Items from a data source ::
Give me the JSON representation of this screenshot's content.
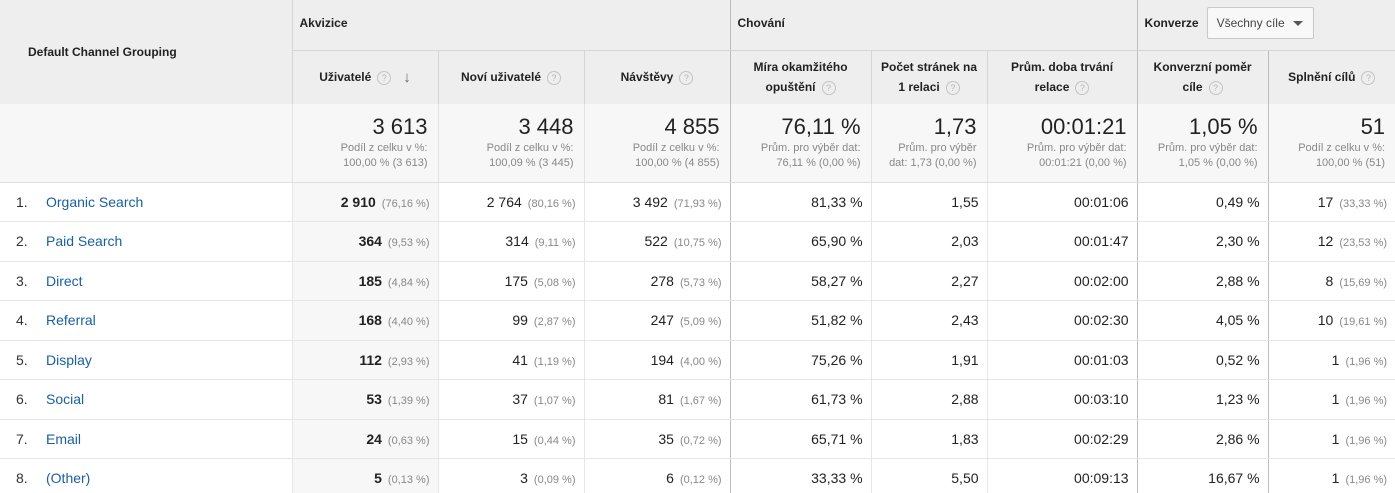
{
  "table": {
    "dimension_header": "Default Channel Grouping",
    "groups": {
      "acquisition": "Akvizice",
      "behavior": "Chování",
      "conversions": "Konverze",
      "goal_select": "Všechny cíle"
    },
    "columns": [
      "Uživatelé",
      "Noví uživatelé",
      "Návštěvy",
      "Míra okamžitého opuštění",
      "Počet stránek na 1 relaci",
      "Prům. doba trvání relace",
      "Konverzní poměr cíle",
      "Splnění cílů"
    ],
    "totals": [
      {
        "value": "3 613",
        "sub1": "Podíl z celku v %:",
        "sub2": "100,00 % (3 613)"
      },
      {
        "value": "3 448",
        "sub1": "Podíl z celku v %:",
        "sub2": "100,09 % (3 445)"
      },
      {
        "value": "4 855",
        "sub1": "Podíl z celku v %:",
        "sub2": "100,00 % (4 855)"
      },
      {
        "value": "76,11 %",
        "sub1": "Prům. pro výběr dat:",
        "sub2": "76,11 % (0,00 %)"
      },
      {
        "value": "1,73",
        "sub1": "Prům. pro výběr",
        "sub2": "dat: 1,73 (0,00 %)"
      },
      {
        "value": "00:01:21",
        "sub1": "Prům. pro výběr dat:",
        "sub2": "00:01:21 (0,00 %)"
      },
      {
        "value": "1,05 %",
        "sub1": "Prům. pro výběr dat:",
        "sub2": "1,05 % (0,00 %)"
      },
      {
        "value": "51",
        "sub1": "Podíl z celku v %:",
        "sub2": "100,00 % (51)"
      }
    ],
    "rows": [
      {
        "idx": "1.",
        "channel": "Organic Search",
        "users": "2 910",
        "users_pct": "(76,16 %)",
        "new_users": "2 764",
        "new_users_pct": "(80,16 %)",
        "sessions": "3 492",
        "sessions_pct": "(71,93 %)",
        "bounce": "81,33 %",
        "pages": "1,55",
        "duration": "00:01:06",
        "conv_rate": "0,49 %",
        "goals": "17",
        "goals_pct": "(33,33 %)"
      },
      {
        "idx": "2.",
        "channel": "Paid Search",
        "users": "364",
        "users_pct": "(9,53 %)",
        "new_users": "314",
        "new_users_pct": "(9,11 %)",
        "sessions": "522",
        "sessions_pct": "(10,75 %)",
        "bounce": "65,90 %",
        "pages": "2,03",
        "duration": "00:01:47",
        "conv_rate": "2,30 %",
        "goals": "12",
        "goals_pct": "(23,53 %)"
      },
      {
        "idx": "3.",
        "channel": "Direct",
        "users": "185",
        "users_pct": "(4,84 %)",
        "new_users": "175",
        "new_users_pct": "(5,08 %)",
        "sessions": "278",
        "sessions_pct": "(5,73 %)",
        "bounce": "58,27 %",
        "pages": "2,27",
        "duration": "00:02:00",
        "conv_rate": "2,88 %",
        "goals": "8",
        "goals_pct": "(15,69 %)"
      },
      {
        "idx": "4.",
        "channel": "Referral",
        "users": "168",
        "users_pct": "(4,40 %)",
        "new_users": "99",
        "new_users_pct": "(2,87 %)",
        "sessions": "247",
        "sessions_pct": "(5,09 %)",
        "bounce": "51,82 %",
        "pages": "2,43",
        "duration": "00:02:30",
        "conv_rate": "4,05 %",
        "goals": "10",
        "goals_pct": "(19,61 %)"
      },
      {
        "idx": "5.",
        "channel": "Display",
        "users": "112",
        "users_pct": "(2,93 %)",
        "new_users": "41",
        "new_users_pct": "(1,19 %)",
        "sessions": "194",
        "sessions_pct": "(4,00 %)",
        "bounce": "75,26 %",
        "pages": "1,91",
        "duration": "00:01:03",
        "conv_rate": "0,52 %",
        "goals": "1",
        "goals_pct": "(1,96 %)"
      },
      {
        "idx": "6.",
        "channel": "Social",
        "users": "53",
        "users_pct": "(1,39 %)",
        "new_users": "37",
        "new_users_pct": "(1,07 %)",
        "sessions": "81",
        "sessions_pct": "(1,67 %)",
        "bounce": "61,73 %",
        "pages": "2,88",
        "duration": "00:03:10",
        "conv_rate": "1,23 %",
        "goals": "1",
        "goals_pct": "(1,96 %)"
      },
      {
        "idx": "7.",
        "channel": "Email",
        "users": "24",
        "users_pct": "(0,63 %)",
        "new_users": "15",
        "new_users_pct": "(0,44 %)",
        "sessions": "35",
        "sessions_pct": "(0,72 %)",
        "bounce": "65,71 %",
        "pages": "1,83",
        "duration": "00:02:29",
        "conv_rate": "2,86 %",
        "goals": "1",
        "goals_pct": "(1,96 %)"
      },
      {
        "idx": "8.",
        "channel": "(Other)",
        "users": "5",
        "users_pct": "(0,13 %)",
        "new_users": "3",
        "new_users_pct": "(0,09 %)",
        "sessions": "6",
        "sessions_pct": "(0,12 %)",
        "bounce": "33,33 %",
        "pages": "5,50",
        "duration": "00:09:13",
        "conv_rate": "16,67 %",
        "goals": "1",
        "goals_pct": "(1,96 %)"
      }
    ]
  }
}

OBJECTIVE ::
Locate the lines above that hold the word "value". Show every one of them.

RESPONSE TO THE TASK ::
        "value": "3 613",
        "value": "3 448",
        "value": "4 855",
        "value": "76,11 %",
        "value": "1,73",
        "value": "00:01:21",
        "value": "1,05 %",
        "value": "51",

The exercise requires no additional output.